** WHAT IS EXPECTED **
Please write out the material below exactly as given.

▶

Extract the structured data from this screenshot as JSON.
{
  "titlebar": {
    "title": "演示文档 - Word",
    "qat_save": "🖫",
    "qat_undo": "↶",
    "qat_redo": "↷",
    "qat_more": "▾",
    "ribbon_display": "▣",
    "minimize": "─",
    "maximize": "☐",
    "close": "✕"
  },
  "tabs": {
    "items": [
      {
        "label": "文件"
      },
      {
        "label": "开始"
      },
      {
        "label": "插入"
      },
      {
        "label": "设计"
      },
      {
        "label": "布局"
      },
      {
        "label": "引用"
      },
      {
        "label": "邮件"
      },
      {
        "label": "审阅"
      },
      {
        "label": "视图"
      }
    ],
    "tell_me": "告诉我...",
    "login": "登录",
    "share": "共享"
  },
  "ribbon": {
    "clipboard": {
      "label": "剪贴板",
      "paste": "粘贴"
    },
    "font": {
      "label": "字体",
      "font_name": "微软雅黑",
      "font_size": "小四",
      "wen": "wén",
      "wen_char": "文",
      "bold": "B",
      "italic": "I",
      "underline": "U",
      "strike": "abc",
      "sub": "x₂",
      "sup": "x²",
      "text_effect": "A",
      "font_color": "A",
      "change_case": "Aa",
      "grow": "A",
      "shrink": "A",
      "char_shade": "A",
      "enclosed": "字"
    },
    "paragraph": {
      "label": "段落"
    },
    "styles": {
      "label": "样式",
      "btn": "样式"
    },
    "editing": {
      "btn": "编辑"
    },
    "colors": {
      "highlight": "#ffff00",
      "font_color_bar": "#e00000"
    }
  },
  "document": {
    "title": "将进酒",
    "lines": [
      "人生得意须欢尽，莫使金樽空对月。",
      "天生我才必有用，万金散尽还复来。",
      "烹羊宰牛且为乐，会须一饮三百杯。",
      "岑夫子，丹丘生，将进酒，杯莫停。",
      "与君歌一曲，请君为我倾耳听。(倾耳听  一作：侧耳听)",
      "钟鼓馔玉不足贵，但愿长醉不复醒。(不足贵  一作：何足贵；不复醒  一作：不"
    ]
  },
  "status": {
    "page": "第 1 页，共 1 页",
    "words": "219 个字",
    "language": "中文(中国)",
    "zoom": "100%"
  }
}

◀

** SOLUTION BELOW **
Extract the structured data from this screenshot as JSON.
{
  "titlebar": {
    "title": "演示文档 - Word",
    "qat_save": "🖫",
    "qat_undo": "↶",
    "qat_redo": "↷",
    "qat_more": "▾",
    "ribbon_display": "▣",
    "minimize": "─",
    "maximize": "☐",
    "close": "✕"
  },
  "tabs": {
    "items": [
      {
        "label": "文件"
      },
      {
        "label": "开始"
      },
      {
        "label": "插入"
      },
      {
        "label": "设计"
      },
      {
        "label": "布局"
      },
      {
        "label": "引用"
      },
      {
        "label": "邮件"
      },
      {
        "label": "审阅"
      },
      {
        "label": "视图"
      }
    ],
    "tell_me": "告诉我...",
    "login": "登录",
    "share": "共享"
  },
  "ribbon": {
    "clipboard": {
      "label": "剪贴板",
      "paste": "粘贴"
    },
    "font": {
      "label": "字体",
      "font_name": "微软雅黑",
      "font_size": "小四",
      "wen": "wén",
      "wen_char": "文",
      "bold": "B",
      "italic": "I",
      "underline": "U",
      "strike": "abc",
      "sub": "x₂",
      "sup": "x²",
      "text_effect": "A",
      "font_color": "A",
      "change_case": "Aa",
      "grow": "A",
      "shrink": "A",
      "char_shade": "A",
      "enclosed": "字"
    },
    "paragraph": {
      "label": "段落"
    },
    "styles": {
      "label": "样式",
      "btn": "样式"
    },
    "editing": {
      "btn": "编辑"
    },
    "colors": {
      "highlight": "#ffff00",
      "font_color_bar": "#e00000"
    }
  },
  "document": {
    "title": "将进酒",
    "lines": [
      "人生得意须欢尽，莫使金樽空对月。",
      "天生我才必有用，万金散尽还复来。",
      "烹羊宰牛且为乐，会须一饮三百杯。",
      "岑夫子，丹丘生，将进酒，杯莫停。",
      "与君歌一曲，请君为我倾耳听。(倾耳听  一作：侧耳听)",
      "钟鼓馔玉不足贵，但愿长醉不复醒。(不足贵  一作：何足贵；不复醒  一作：不"
    ]
  },
  "status": {
    "page": "第 1 页，共 1 页",
    "words": "219 个字",
    "language": "中文(中国)",
    "zoom": "100%"
  }
}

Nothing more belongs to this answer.